[Material provided]:

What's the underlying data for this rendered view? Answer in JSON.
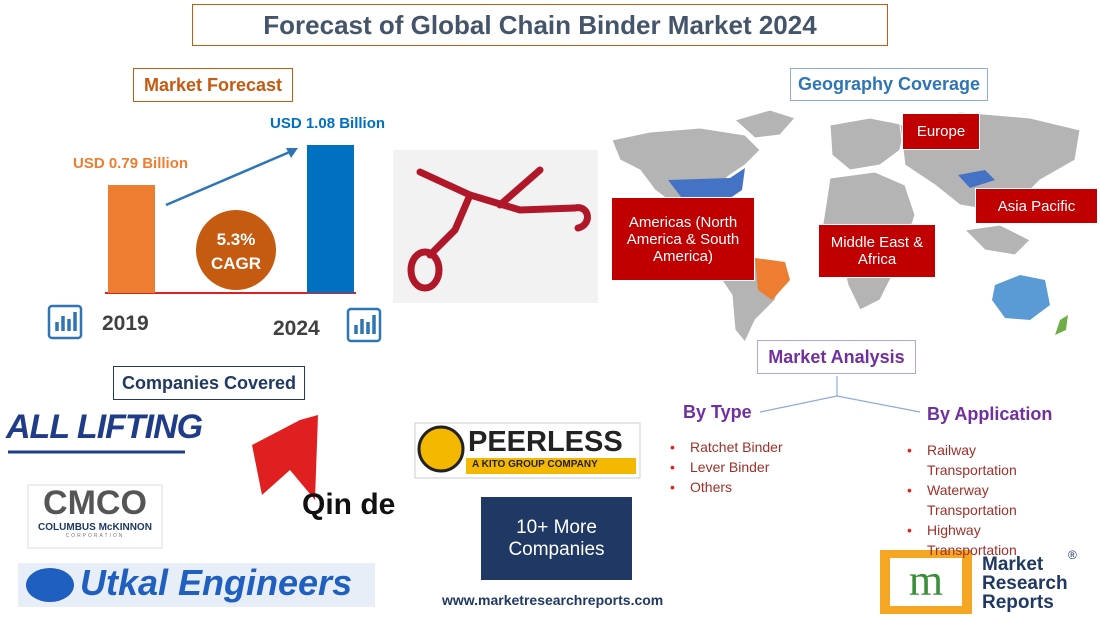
{
  "title": "Forecast of Global Chain Binder Market 2024",
  "market_forecast": {
    "heading": "Market Forecast",
    "bars": [
      {
        "year": "2019",
        "value": 0.79,
        "label": "USD 0.79 Billion",
        "color": "#ed7d31"
      },
      {
        "year": "2024",
        "value": 1.08,
        "label": "USD 1.08 Billion",
        "color": "#0070c0"
      }
    ],
    "cagr": "5.3%",
    "cagr_label": "CAGR"
  },
  "geography": {
    "heading": "Geography Coverage",
    "regions": [
      "Europe",
      "Americas (North America & South America)",
      "Middle East & Africa",
      "Asia Pacific"
    ]
  },
  "companies": {
    "heading": "Companies Covered",
    "logos": [
      "ALL LIFTING",
      "COLUMBUS McKINNON",
      "CORPORATION",
      "Qin de",
      "PEERLESS",
      "A KITO GROUP COMPANY",
      "Utkal Engineers"
    ],
    "more": "10+ More Companies"
  },
  "analysis": {
    "heading": "Market Analysis",
    "by_type": {
      "heading": "By Type",
      "items": [
        "Ratchet Binder",
        "Lever Binder",
        "Others"
      ]
    },
    "by_application": {
      "heading": "By Application",
      "items": [
        "Railway Transportation",
        "Waterway Transportation",
        "Highway Transportation"
      ]
    }
  },
  "website": "www.marketresearchreports.com",
  "brand": {
    "lines": [
      "Market",
      "Research",
      "Reports"
    ],
    "mark": "®"
  }
}
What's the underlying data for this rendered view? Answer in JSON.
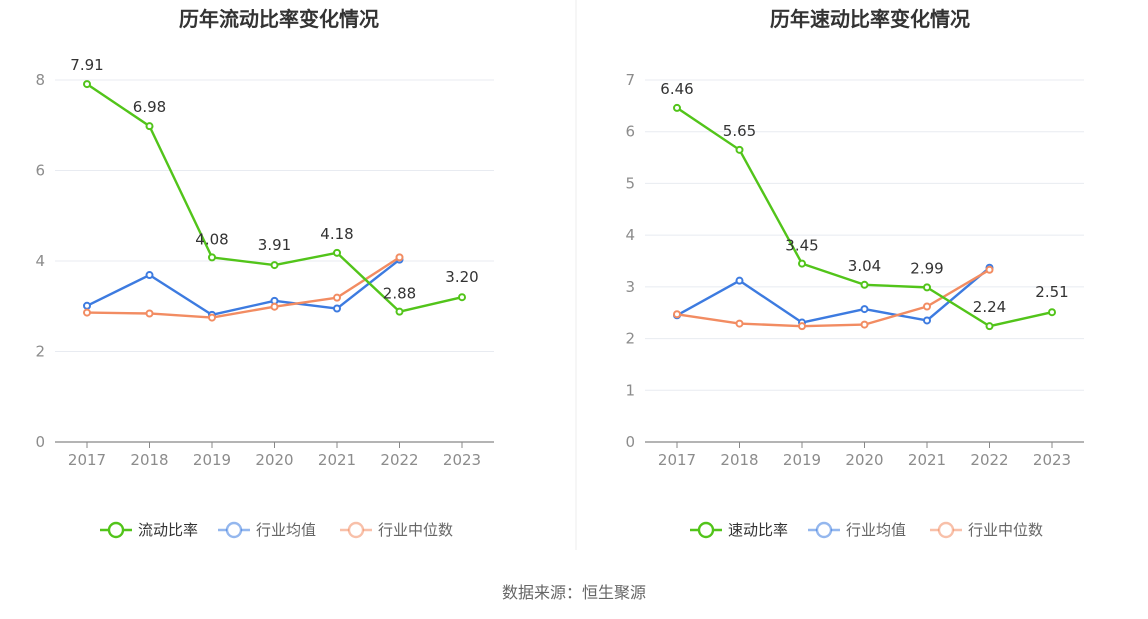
{
  "source_note": "数据来源：恒生聚源",
  "chart_data": [
    {
      "type": "line",
      "title": "历年流动比率变化情况",
      "categories": [
        "2017",
        "2018",
        "2019",
        "2020",
        "2021",
        "2022",
        "2023"
      ],
      "ylim": [
        0,
        8
      ],
      "yticks": [
        0,
        2,
        4,
        6,
        8
      ],
      "grid": true,
      "legend_position": "bottom",
      "series": [
        {
          "name": "流动比率",
          "color": "#52c41a",
          "values": [
            7.91,
            6.98,
            4.08,
            3.91,
            4.18,
            2.88,
            3.2
          ],
          "labels": [
            "7.91",
            "6.98",
            "4.08",
            "3.91",
            "4.18",
            "2.88",
            "3.20"
          ]
        },
        {
          "name": "行业均值",
          "color": "#3d7be0",
          "values": [
            3.01,
            3.69,
            2.81,
            3.12,
            2.95,
            4.03,
            null
          ]
        },
        {
          "name": "行业中位数",
          "color": "#f28c62",
          "values": [
            2.86,
            2.84,
            2.75,
            2.99,
            3.19,
            4.08,
            null
          ]
        }
      ]
    },
    {
      "type": "line",
      "title": "历年速动比率变化情况",
      "categories": [
        "2017",
        "2018",
        "2019",
        "2020",
        "2021",
        "2022",
        "2023"
      ],
      "ylim": [
        0,
        7
      ],
      "yticks": [
        0,
        1,
        2,
        3,
        4,
        5,
        6,
        7
      ],
      "grid": true,
      "legend_position": "bottom",
      "series": [
        {
          "name": "速动比率",
          "color": "#52c41a",
          "values": [
            6.46,
            5.65,
            3.45,
            3.04,
            2.99,
            2.24,
            2.51
          ],
          "labels": [
            "6.46",
            "5.65",
            "3.45",
            "3.04",
            "2.99",
            "2.24",
            "2.51"
          ]
        },
        {
          "name": "行业均值",
          "color": "#3d7be0",
          "values": [
            2.45,
            3.12,
            2.31,
            2.57,
            2.35,
            3.37,
            null
          ]
        },
        {
          "name": "行业中位数",
          "color": "#f28c62",
          "values": [
            2.47,
            2.29,
            2.24,
            2.27,
            2.62,
            3.33,
            null
          ]
        }
      ]
    }
  ]
}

[Written task]:
Make an exact copy of all entries above, dropping the images.

[Worked answer]:
What's the underlying data for this rendered view? Answer in JSON.
{
  "title": "Forecast of Global Chain Binder Market 2024",
  "market_forecast": {
    "heading": "Market Forecast",
    "bars": [
      {
        "year": "2019",
        "value": 0.79,
        "label": "USD 0.79 Billion",
        "color": "#ed7d31"
      },
      {
        "year": "2024",
        "value": 1.08,
        "label": "USD 1.08 Billion",
        "color": "#0070c0"
      }
    ],
    "cagr": "5.3%",
    "cagr_label": "CAGR"
  },
  "geography": {
    "heading": "Geography Coverage",
    "regions": [
      "Europe",
      "Americas (North America & South America)",
      "Middle East & Africa",
      "Asia Pacific"
    ]
  },
  "companies": {
    "heading": "Companies Covered",
    "logos": [
      "ALL LIFTING",
      "COLUMBUS McKINNON",
      "CORPORATION",
      "Qin de",
      "PEERLESS",
      "A KITO GROUP COMPANY",
      "Utkal Engineers"
    ],
    "more": "10+ More Companies"
  },
  "analysis": {
    "heading": "Market Analysis",
    "by_type": {
      "heading": "By Type",
      "items": [
        "Ratchet Binder",
        "Lever Binder",
        "Others"
      ]
    },
    "by_application": {
      "heading": "By Application",
      "items": [
        "Railway Transportation",
        "Waterway Transportation",
        "Highway Transportation"
      ]
    }
  },
  "website": "www.marketresearchreports.com",
  "brand": {
    "lines": [
      "Market",
      "Research",
      "Reports"
    ],
    "mark": "®"
  }
}
What's the underlying data for this rendered view? Answer in JSON.
{
  "source_note": "数据来源：恒生聚源",
  "chart_data": [
    {
      "type": "line",
      "title": "历年流动比率变化情况",
      "categories": [
        "2017",
        "2018",
        "2019",
        "2020",
        "2021",
        "2022",
        "2023"
      ],
      "ylim": [
        0,
        8
      ],
      "yticks": [
        0,
        2,
        4,
        6,
        8
      ],
      "grid": true,
      "legend_position": "bottom",
      "series": [
        {
          "name": "流动比率",
          "color": "#52c41a",
          "values": [
            7.91,
            6.98,
            4.08,
            3.91,
            4.18,
            2.88,
            3.2
          ],
          "labels": [
            "7.91",
            "6.98",
            "4.08",
            "3.91",
            "4.18",
            "2.88",
            "3.20"
          ]
        },
        {
          "name": "行业均值",
          "color": "#3d7be0",
          "values": [
            3.01,
            3.69,
            2.81,
            3.12,
            2.95,
            4.03,
            null
          ]
        },
        {
          "name": "行业中位数",
          "color": "#f28c62",
          "values": [
            2.86,
            2.84,
            2.75,
            2.99,
            3.19,
            4.08,
            null
          ]
        }
      ]
    },
    {
      "type": "line",
      "title": "历年速动比率变化情况",
      "categories": [
        "2017",
        "2018",
        "2019",
        "2020",
        "2021",
        "2022",
        "2023"
      ],
      "ylim": [
        0,
        7
      ],
      "yticks": [
        0,
        1,
        2,
        3,
        4,
        5,
        6,
        7
      ],
      "grid": true,
      "legend_position": "bottom",
      "series": [
        {
          "name": "速动比率",
          "color": "#52c41a",
          "values": [
            6.46,
            5.65,
            3.45,
            3.04,
            2.99,
            2.24,
            2.51
          ],
          "labels": [
            "6.46",
            "5.65",
            "3.45",
            "3.04",
            "2.99",
            "2.24",
            "2.51"
          ]
        },
        {
          "name": "行业均值",
          "color": "#3d7be0",
          "values": [
            2.45,
            3.12,
            2.31,
            2.57,
            2.35,
            3.37,
            null
          ]
        },
        {
          "name": "行业中位数",
          "color": "#f28c62",
          "values": [
            2.47,
            2.29,
            2.24,
            2.27,
            2.62,
            3.33,
            null
          ]
        }
      ]
    }
  ]
}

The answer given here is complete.